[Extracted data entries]

------------------------------------------------------------------------

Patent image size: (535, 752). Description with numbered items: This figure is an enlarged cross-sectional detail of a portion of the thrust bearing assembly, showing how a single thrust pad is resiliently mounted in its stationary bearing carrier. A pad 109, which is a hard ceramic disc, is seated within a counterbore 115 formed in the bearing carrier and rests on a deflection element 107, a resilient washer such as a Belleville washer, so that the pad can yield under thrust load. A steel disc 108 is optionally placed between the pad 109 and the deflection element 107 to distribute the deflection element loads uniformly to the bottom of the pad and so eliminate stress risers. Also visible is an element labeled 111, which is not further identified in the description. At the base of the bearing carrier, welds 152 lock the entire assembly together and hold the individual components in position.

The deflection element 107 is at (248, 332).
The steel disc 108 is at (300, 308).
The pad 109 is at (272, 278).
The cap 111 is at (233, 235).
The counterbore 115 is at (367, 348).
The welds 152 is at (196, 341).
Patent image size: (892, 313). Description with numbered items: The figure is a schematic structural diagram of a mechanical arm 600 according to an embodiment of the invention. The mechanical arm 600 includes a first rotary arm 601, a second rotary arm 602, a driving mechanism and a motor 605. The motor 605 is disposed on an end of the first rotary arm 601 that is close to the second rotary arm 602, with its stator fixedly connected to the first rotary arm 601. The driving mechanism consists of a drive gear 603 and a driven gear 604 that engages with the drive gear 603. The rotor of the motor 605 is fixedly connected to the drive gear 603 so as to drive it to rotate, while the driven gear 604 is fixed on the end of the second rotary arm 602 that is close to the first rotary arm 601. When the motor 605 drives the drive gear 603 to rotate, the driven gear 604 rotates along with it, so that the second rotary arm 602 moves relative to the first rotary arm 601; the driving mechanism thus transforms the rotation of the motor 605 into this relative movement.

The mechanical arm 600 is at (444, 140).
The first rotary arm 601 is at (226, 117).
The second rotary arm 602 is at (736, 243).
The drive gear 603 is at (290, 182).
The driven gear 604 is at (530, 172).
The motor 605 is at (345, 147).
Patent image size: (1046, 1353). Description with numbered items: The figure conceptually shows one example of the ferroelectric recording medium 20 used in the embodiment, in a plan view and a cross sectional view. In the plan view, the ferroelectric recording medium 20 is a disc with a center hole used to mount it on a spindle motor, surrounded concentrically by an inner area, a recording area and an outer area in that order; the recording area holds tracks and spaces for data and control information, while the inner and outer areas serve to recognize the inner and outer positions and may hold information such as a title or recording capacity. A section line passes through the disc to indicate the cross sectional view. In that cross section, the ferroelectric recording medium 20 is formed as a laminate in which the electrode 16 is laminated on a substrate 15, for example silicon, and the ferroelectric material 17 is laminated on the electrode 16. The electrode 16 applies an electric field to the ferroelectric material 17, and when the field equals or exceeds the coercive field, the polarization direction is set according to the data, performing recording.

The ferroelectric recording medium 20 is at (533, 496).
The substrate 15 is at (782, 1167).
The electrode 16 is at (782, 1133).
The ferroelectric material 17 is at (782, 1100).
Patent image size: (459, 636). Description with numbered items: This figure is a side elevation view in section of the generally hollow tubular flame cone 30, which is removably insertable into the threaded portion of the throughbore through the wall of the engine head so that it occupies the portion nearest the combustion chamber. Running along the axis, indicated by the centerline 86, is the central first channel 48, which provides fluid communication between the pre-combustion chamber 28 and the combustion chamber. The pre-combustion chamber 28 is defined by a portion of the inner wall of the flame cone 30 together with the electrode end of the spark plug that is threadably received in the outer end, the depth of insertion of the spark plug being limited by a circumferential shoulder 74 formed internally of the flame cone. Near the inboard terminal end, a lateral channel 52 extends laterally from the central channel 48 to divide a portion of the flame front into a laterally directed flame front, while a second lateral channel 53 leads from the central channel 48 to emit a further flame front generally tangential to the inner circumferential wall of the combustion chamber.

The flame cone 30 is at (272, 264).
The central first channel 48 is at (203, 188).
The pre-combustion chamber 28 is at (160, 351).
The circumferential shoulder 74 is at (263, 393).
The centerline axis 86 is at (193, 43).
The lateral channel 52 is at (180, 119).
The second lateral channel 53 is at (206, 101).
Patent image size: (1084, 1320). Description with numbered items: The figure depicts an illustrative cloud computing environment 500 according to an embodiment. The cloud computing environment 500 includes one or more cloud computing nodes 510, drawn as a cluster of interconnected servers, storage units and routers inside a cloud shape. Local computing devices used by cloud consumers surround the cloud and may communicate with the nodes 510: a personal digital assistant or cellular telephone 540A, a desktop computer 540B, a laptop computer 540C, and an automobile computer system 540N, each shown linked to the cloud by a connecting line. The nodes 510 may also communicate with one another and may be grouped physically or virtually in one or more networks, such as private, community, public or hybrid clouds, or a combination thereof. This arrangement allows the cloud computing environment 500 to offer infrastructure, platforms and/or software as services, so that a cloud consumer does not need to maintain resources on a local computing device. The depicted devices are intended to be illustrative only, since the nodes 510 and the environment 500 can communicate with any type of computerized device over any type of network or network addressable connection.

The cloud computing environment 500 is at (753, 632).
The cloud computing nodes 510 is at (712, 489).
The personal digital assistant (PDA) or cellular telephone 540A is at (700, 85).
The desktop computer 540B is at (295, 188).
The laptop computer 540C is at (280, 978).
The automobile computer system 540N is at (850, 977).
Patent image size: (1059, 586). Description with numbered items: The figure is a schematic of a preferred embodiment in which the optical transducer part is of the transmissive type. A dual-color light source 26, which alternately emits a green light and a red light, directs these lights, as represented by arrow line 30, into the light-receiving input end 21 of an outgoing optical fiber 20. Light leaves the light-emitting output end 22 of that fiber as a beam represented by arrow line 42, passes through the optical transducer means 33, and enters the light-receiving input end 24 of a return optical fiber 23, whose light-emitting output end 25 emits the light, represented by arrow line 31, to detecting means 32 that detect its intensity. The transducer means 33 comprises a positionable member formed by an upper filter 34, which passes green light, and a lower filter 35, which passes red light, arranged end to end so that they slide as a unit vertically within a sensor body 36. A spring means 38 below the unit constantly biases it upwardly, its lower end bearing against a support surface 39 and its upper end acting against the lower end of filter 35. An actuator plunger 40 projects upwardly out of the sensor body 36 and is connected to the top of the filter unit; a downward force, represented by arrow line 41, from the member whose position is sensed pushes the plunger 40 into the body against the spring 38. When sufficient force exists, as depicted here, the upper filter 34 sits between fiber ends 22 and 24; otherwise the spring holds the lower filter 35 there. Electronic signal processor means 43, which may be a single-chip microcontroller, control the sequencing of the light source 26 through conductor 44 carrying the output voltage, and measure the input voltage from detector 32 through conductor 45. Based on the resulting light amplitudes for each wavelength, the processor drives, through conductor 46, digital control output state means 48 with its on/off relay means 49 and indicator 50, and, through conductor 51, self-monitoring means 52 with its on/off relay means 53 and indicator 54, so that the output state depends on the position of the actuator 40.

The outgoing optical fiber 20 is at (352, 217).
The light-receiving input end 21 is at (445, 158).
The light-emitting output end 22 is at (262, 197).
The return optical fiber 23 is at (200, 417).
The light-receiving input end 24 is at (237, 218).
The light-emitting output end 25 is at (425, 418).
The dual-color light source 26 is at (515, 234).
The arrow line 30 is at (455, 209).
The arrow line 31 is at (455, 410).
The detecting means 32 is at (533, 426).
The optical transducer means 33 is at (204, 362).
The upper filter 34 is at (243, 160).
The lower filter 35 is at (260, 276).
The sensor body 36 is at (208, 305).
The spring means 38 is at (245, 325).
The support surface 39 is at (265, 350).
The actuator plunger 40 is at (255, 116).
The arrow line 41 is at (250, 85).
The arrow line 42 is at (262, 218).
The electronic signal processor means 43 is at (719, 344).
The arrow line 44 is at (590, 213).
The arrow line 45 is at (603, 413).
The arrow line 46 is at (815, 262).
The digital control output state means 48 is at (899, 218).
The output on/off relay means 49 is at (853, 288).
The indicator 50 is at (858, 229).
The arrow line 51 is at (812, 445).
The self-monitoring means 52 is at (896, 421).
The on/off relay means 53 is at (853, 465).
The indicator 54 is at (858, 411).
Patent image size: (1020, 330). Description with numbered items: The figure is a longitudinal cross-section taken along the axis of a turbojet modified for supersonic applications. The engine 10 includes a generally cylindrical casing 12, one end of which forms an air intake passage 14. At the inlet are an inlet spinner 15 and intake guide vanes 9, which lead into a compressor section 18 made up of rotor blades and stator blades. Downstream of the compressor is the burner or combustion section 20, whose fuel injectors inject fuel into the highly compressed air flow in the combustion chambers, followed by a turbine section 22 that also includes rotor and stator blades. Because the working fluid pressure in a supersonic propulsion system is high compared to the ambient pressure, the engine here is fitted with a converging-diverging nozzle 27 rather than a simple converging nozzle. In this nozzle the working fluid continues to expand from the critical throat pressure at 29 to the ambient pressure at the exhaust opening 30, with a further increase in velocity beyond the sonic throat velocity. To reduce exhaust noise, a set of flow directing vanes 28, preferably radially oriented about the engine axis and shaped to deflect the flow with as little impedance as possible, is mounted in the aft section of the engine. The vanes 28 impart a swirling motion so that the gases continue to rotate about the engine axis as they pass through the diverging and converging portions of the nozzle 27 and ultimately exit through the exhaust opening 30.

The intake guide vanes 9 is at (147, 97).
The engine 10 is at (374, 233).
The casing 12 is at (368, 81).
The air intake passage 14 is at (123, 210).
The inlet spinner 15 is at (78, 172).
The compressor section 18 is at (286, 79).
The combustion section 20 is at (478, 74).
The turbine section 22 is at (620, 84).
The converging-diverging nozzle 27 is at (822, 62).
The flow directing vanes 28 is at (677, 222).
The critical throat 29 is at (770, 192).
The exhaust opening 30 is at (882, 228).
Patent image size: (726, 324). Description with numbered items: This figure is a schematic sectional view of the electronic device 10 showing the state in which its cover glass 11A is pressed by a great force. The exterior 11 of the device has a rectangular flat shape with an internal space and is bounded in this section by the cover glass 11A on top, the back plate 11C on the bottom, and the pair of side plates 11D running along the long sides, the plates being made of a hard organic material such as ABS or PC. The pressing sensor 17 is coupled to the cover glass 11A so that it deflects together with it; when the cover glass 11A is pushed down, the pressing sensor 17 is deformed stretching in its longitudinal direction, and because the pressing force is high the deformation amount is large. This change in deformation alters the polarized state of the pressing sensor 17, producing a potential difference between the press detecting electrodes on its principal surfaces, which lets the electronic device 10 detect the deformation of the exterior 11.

------------------------------------------------------------------------

## Exercise details
Copy out the rows word for word, starting at the beginning of the rows and ending at the line containing "The welds 152 is at (196, 341).".

## Exercise output
Patent image size: (535, 752). Description with numbered items: This figure is an enlarged cross-sectional detail of a portion of the thrust bearing assembly, showing how a single thrust pad is resiliently mounted in its stationary bearing carrier. A pad 109, which is a hard ceramic disc, is seated within a counterbore 115 formed in the bearing carrier and rests on a deflection element 107, a resilient washer such as a Belleville washer, so that the pad can yield under thrust load. A steel disc 108 is optionally placed between the pad 109 and the deflection element 107 to distribute the deflection element loads uniformly to the bottom of the pad and so eliminate stress risers. Also visible is an element labeled 111, which is not further identified in the description. At the base of the bearing carrier, welds 152 lock the entire assembly together and hold the individual components in position.

The deflection element 107 is at (248, 332).
The steel disc 108 is at (300, 308).
The pad 109 is at (272, 278).
The cap 111 is at (233, 235).
The counterbore 115 is at (367, 348).
The welds 152 is at (196, 341).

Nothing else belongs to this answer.